▸ **Task directions**:
How many lines in the records below hold the string "xlabel"? Please answer with the number and nothing more.

┌─ Extracted entries

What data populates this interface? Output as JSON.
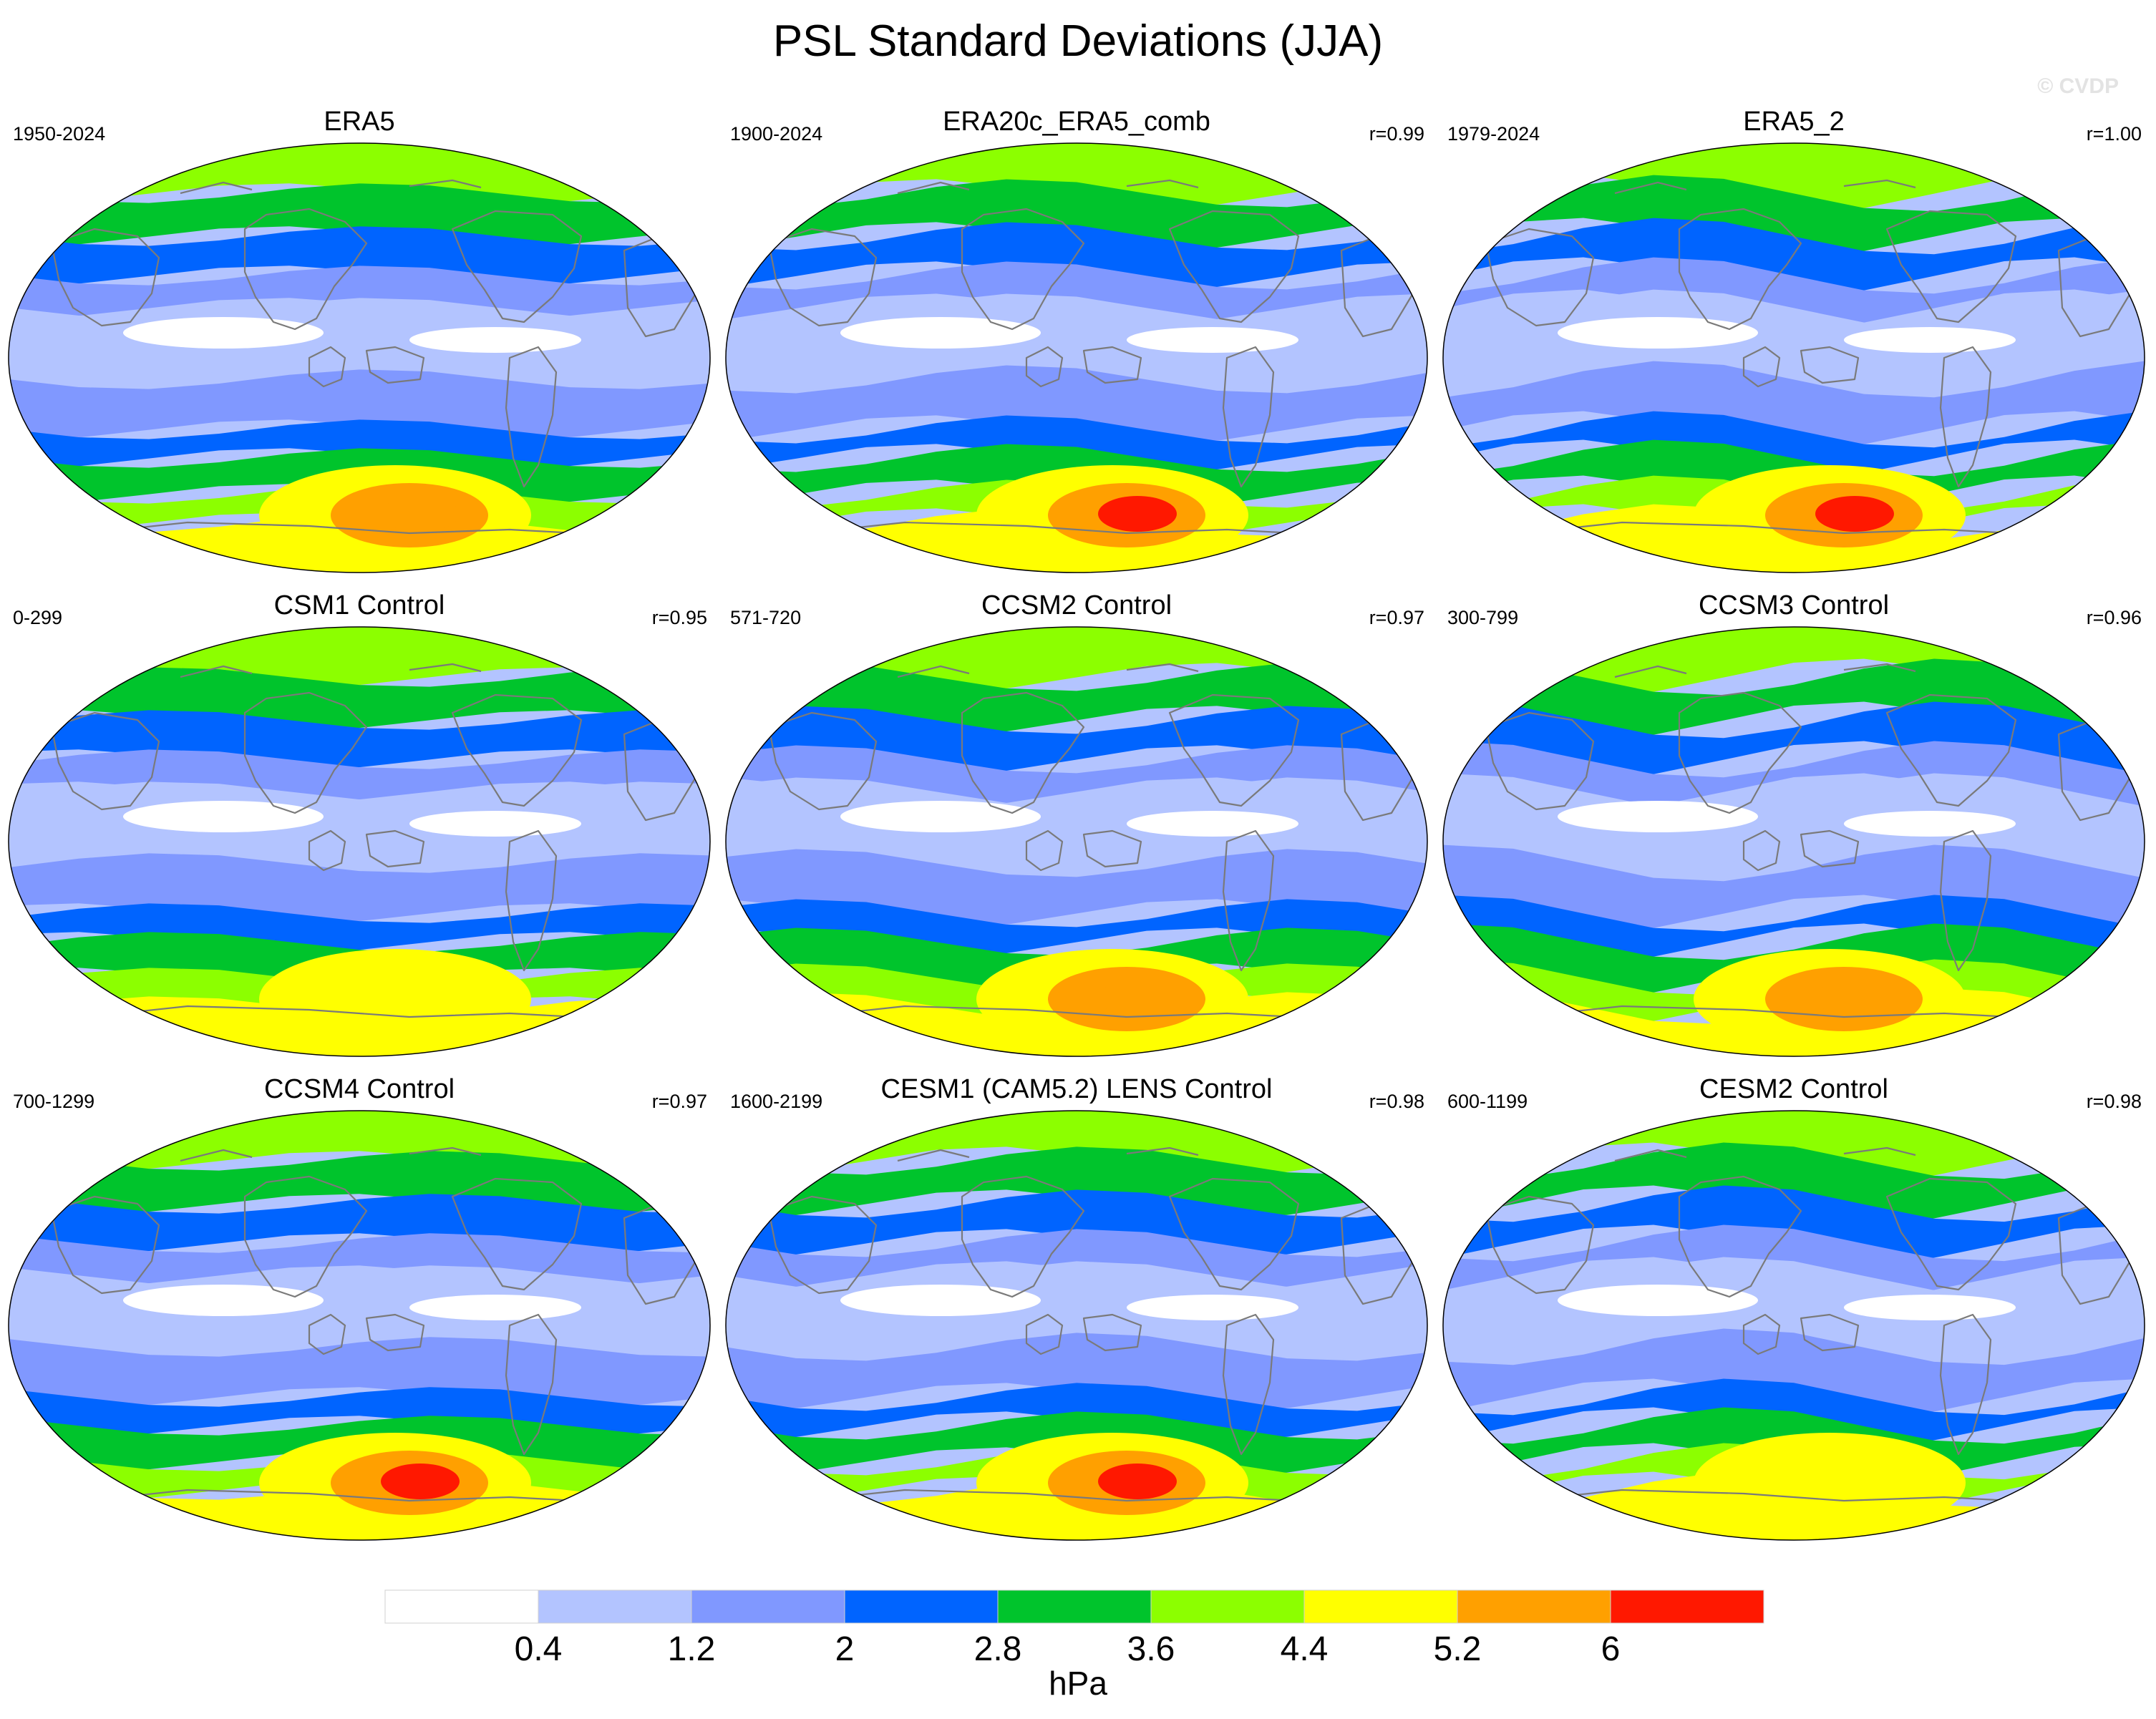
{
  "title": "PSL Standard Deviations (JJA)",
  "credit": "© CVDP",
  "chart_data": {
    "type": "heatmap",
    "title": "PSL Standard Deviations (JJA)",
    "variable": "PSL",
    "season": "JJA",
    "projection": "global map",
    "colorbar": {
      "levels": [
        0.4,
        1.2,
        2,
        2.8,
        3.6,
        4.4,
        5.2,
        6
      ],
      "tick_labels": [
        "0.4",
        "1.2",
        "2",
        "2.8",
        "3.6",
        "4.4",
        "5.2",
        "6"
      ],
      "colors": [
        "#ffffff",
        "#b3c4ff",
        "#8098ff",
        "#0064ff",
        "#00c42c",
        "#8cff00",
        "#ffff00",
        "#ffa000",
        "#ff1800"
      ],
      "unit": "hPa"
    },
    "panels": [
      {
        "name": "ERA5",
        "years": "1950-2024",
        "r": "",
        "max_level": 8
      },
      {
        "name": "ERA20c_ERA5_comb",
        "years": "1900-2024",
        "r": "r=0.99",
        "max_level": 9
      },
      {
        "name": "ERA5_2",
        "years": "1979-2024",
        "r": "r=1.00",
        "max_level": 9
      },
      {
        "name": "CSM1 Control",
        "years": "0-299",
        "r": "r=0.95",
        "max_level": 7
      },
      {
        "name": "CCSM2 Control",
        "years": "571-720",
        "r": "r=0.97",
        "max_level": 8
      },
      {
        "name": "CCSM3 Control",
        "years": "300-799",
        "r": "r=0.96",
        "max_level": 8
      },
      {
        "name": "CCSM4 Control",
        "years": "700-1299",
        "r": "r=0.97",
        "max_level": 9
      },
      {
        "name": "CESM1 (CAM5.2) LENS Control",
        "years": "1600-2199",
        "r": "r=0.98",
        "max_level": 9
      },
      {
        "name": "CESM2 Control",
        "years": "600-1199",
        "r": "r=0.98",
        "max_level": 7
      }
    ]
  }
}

└─
┌─ Extracted entries

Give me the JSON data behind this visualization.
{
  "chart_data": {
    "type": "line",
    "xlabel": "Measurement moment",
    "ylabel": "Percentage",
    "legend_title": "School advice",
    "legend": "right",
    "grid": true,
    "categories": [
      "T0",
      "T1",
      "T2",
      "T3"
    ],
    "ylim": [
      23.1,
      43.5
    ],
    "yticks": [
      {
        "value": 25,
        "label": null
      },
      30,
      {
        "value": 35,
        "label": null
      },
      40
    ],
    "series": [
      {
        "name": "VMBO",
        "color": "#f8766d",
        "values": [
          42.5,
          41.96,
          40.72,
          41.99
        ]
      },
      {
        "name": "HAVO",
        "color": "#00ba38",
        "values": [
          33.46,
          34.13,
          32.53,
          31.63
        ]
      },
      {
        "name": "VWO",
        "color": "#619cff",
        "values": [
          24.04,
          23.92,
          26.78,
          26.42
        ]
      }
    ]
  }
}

└─
┌─ Extracted entries

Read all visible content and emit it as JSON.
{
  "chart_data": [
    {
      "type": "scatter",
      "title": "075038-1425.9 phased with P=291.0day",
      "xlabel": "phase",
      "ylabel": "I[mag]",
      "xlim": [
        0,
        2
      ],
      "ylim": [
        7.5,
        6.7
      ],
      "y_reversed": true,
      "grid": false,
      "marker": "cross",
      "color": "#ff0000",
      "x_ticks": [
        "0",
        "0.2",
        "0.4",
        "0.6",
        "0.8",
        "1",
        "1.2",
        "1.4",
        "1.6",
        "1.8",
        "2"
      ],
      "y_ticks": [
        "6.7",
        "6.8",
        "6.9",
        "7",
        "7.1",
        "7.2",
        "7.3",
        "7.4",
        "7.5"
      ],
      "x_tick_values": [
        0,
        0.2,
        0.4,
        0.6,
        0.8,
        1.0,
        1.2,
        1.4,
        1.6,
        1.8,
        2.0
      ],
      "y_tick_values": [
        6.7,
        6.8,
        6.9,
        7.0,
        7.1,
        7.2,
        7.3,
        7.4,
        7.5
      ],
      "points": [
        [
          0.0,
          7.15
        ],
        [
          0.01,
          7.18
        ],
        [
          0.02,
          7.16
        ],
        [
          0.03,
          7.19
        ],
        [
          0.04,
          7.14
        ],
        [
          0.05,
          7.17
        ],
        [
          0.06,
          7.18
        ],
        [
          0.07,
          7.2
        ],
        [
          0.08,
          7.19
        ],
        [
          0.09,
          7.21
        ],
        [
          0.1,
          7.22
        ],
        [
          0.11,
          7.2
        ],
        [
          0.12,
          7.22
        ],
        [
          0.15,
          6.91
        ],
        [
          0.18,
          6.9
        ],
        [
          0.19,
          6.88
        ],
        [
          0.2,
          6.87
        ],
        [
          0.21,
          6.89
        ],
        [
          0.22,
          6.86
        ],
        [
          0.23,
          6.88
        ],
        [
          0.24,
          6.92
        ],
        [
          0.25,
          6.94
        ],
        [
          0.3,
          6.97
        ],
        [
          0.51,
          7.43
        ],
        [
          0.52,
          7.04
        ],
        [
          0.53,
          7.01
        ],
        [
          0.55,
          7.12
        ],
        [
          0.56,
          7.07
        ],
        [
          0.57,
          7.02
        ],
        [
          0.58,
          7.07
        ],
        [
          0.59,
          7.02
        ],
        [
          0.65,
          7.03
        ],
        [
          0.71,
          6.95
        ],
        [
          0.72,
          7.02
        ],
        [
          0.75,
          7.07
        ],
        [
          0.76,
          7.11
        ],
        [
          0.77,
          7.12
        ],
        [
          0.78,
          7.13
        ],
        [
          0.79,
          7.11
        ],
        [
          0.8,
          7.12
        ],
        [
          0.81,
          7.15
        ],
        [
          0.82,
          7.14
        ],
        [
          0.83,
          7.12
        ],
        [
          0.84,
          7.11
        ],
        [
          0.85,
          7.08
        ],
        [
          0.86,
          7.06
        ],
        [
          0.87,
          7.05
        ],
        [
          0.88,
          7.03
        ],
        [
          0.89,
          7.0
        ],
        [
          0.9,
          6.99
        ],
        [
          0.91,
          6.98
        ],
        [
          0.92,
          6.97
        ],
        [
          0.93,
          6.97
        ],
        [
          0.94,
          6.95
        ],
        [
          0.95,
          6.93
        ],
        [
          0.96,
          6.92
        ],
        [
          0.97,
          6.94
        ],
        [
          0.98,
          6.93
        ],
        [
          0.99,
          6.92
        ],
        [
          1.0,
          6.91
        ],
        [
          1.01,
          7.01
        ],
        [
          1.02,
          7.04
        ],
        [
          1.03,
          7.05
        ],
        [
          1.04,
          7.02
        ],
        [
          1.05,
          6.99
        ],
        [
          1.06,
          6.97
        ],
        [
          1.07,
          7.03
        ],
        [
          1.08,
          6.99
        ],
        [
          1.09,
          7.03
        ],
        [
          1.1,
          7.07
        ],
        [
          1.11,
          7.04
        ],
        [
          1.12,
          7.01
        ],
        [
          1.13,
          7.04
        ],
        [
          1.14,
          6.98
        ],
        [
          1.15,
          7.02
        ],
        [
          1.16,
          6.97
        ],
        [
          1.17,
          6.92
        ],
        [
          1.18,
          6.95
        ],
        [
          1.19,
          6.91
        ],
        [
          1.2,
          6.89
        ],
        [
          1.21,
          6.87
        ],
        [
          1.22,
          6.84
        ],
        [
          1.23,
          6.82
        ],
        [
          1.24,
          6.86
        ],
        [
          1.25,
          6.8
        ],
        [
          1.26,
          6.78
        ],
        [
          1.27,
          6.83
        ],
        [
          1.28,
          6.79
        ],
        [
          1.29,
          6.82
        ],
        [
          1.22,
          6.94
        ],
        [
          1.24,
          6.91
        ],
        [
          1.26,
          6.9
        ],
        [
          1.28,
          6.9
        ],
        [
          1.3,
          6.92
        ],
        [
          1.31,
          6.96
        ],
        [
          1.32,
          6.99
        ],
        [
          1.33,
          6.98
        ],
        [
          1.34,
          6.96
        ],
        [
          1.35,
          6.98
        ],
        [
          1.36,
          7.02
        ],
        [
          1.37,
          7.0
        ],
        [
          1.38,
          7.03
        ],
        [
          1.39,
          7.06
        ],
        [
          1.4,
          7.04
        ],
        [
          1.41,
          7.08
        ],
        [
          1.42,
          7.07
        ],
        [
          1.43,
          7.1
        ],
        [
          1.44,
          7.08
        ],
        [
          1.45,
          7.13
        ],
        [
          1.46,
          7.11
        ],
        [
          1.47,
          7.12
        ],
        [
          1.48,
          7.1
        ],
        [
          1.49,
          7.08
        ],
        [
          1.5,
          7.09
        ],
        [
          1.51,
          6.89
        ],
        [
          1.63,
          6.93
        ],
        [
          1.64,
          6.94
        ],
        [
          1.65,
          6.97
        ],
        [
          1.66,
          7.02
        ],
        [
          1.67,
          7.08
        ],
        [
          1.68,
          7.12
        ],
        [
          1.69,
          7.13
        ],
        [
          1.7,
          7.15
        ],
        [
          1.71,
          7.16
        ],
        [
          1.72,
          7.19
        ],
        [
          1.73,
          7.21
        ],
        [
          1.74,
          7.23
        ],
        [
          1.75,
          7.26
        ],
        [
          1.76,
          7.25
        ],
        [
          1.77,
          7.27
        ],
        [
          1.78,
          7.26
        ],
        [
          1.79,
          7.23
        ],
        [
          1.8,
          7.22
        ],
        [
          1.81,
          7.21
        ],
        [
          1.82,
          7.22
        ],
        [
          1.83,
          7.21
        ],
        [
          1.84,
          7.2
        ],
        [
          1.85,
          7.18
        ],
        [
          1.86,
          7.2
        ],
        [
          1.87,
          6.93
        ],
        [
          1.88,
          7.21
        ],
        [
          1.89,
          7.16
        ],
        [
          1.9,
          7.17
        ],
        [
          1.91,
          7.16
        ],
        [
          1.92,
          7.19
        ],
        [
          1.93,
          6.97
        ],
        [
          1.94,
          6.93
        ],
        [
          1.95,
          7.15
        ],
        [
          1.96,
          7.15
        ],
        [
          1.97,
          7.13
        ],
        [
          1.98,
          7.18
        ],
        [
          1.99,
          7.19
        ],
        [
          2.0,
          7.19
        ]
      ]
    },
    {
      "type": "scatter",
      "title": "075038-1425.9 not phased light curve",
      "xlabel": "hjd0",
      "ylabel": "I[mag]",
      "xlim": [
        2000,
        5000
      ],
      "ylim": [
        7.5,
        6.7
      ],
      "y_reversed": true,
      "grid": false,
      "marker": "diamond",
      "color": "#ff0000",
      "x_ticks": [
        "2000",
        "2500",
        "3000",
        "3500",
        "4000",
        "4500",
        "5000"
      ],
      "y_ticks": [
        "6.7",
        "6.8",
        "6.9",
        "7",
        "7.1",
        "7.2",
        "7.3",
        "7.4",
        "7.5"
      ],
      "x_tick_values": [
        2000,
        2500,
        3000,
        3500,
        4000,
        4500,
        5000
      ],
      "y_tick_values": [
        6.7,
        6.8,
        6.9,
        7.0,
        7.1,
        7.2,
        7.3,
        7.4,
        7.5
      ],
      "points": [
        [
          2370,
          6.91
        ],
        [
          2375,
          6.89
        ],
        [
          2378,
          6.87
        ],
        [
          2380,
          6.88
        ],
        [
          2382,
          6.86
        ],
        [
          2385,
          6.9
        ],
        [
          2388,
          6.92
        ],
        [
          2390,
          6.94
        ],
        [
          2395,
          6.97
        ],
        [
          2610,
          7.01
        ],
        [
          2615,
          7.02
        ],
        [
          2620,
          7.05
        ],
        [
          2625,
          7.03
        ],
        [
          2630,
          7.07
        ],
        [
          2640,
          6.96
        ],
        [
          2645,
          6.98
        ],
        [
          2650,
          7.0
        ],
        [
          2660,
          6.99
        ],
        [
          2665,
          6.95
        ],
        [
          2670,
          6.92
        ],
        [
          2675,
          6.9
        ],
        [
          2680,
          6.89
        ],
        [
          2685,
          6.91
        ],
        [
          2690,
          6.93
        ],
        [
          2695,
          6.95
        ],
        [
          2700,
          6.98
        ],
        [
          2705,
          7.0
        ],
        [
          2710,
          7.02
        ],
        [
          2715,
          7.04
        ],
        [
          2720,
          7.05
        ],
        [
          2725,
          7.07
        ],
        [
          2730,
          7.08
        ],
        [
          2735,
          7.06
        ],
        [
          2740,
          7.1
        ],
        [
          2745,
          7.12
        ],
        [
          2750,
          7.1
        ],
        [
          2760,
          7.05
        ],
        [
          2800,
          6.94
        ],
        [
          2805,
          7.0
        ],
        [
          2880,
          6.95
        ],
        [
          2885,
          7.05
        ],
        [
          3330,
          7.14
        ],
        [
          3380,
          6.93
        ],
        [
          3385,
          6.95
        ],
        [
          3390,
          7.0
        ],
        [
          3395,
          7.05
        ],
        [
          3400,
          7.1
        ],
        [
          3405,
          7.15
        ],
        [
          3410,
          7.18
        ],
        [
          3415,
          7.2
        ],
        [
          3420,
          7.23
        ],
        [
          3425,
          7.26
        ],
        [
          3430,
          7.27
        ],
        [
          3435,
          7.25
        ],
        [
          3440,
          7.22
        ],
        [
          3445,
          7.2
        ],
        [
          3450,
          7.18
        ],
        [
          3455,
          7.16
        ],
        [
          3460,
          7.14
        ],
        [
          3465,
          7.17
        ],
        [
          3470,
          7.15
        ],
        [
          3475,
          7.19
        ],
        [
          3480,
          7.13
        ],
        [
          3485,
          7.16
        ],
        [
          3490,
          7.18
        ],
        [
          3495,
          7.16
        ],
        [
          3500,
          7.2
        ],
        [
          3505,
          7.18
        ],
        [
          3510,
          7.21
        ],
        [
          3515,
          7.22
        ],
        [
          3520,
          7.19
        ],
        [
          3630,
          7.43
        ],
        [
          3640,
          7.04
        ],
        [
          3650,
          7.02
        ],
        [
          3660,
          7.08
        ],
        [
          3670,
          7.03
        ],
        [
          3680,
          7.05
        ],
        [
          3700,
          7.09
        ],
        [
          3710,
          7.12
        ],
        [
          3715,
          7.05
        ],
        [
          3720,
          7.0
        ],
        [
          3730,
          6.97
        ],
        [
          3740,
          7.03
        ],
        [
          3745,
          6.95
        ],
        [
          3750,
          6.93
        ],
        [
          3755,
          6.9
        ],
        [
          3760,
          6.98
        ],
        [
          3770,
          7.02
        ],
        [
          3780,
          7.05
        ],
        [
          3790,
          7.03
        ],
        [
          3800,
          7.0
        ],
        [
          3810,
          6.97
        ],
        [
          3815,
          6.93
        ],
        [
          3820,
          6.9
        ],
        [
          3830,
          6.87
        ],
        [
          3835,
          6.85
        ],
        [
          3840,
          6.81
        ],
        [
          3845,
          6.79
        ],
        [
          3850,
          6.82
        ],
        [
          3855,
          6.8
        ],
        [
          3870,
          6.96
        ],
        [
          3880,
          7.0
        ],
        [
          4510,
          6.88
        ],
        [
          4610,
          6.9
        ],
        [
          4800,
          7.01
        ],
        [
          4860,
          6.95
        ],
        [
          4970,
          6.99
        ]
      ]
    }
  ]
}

└─

▸ **Output below**:
3